> Task instructions:
Rewrite everything in the listing below from the line containing "data-dot-1996 xyxy=(102,184,111,192)" down to the line containing "x-tick-label-2014: 2014 xyxy=(483,198,503,208)", with "Efetivo militar" replaced by "Tropas empregadas" and all else left unchanged.

begin Data provided

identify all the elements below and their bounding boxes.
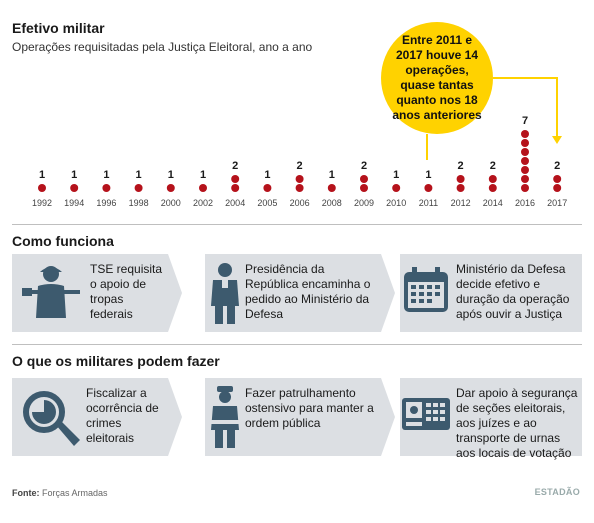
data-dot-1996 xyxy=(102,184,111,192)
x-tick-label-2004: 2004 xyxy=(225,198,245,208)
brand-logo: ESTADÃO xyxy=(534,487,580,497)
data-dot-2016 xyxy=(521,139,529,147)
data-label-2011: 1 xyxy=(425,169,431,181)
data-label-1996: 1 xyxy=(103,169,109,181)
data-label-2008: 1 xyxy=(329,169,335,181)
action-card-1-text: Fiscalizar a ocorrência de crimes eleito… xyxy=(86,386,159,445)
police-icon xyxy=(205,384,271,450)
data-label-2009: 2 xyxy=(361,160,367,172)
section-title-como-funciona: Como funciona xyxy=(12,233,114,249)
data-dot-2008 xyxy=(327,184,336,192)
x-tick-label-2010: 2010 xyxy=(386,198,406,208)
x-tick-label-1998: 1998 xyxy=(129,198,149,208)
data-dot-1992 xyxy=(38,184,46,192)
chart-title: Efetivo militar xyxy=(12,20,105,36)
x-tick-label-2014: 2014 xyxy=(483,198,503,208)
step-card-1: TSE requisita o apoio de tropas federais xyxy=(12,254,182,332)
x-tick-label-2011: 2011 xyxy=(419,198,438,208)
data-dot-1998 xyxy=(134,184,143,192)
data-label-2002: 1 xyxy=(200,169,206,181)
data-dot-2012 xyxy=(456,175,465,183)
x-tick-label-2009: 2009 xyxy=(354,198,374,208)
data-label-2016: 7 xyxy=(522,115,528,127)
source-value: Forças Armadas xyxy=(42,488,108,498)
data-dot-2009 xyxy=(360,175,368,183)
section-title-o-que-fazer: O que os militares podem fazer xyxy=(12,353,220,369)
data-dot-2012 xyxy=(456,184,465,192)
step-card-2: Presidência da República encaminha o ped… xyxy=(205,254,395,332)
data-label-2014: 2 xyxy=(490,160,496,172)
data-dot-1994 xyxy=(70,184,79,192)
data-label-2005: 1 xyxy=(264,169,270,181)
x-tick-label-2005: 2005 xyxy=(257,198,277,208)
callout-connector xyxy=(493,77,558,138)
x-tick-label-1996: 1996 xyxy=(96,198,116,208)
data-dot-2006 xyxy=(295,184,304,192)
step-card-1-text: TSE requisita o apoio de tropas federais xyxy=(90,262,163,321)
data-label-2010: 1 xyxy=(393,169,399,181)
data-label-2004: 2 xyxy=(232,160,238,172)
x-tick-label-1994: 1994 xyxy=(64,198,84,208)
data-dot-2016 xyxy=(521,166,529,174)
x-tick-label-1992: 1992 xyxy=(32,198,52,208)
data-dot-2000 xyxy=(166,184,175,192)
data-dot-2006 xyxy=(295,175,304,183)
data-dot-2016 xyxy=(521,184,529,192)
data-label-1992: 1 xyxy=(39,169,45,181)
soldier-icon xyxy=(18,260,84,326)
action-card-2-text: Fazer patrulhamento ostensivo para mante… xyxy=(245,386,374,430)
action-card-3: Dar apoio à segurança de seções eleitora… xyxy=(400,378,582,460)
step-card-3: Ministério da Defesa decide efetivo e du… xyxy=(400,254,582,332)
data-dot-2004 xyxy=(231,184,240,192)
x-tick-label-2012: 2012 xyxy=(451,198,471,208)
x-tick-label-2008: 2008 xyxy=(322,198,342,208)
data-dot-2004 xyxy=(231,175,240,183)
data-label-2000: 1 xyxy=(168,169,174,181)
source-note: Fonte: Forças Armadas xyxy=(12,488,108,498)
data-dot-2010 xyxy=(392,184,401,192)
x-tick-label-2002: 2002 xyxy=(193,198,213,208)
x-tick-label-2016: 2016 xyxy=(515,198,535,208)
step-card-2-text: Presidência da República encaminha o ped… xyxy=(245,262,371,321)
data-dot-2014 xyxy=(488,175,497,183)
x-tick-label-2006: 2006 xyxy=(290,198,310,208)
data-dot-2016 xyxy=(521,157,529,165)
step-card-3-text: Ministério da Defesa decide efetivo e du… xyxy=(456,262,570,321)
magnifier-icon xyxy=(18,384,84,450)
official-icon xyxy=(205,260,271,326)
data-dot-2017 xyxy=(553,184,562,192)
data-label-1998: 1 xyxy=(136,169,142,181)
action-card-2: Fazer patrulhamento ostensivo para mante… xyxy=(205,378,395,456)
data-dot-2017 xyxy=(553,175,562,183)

end Data provided

> Finished task:
data-dot-1996 xyxy=(102,184,111,192)
x-tick-label-2004: 2004 xyxy=(225,198,245,208)
brand-logo: ESTADÃO xyxy=(534,487,580,497)
data-dot-2016 xyxy=(521,139,529,147)
data-label-2011: 1 xyxy=(425,169,431,181)
data-label-1996: 1 xyxy=(103,169,109,181)
data-label-2008: 1 xyxy=(329,169,335,181)
action-card-1-text: Fiscalizar a ocorrência de crimes eleito… xyxy=(86,386,159,445)
police-icon xyxy=(205,384,271,450)
data-label-2009: 2 xyxy=(361,160,367,172)
section-title-como-funciona: Como funciona xyxy=(12,233,114,249)
data-dot-2008 xyxy=(327,184,336,192)
x-tick-label-2010: 2010 xyxy=(386,198,406,208)
x-tick-label-1998: 1998 xyxy=(129,198,149,208)
data-dot-1992 xyxy=(38,184,46,192)
chart-title: Tropas empregadas xyxy=(12,20,105,36)
x-tick-label-2014: 2014 xyxy=(483,198,503,208)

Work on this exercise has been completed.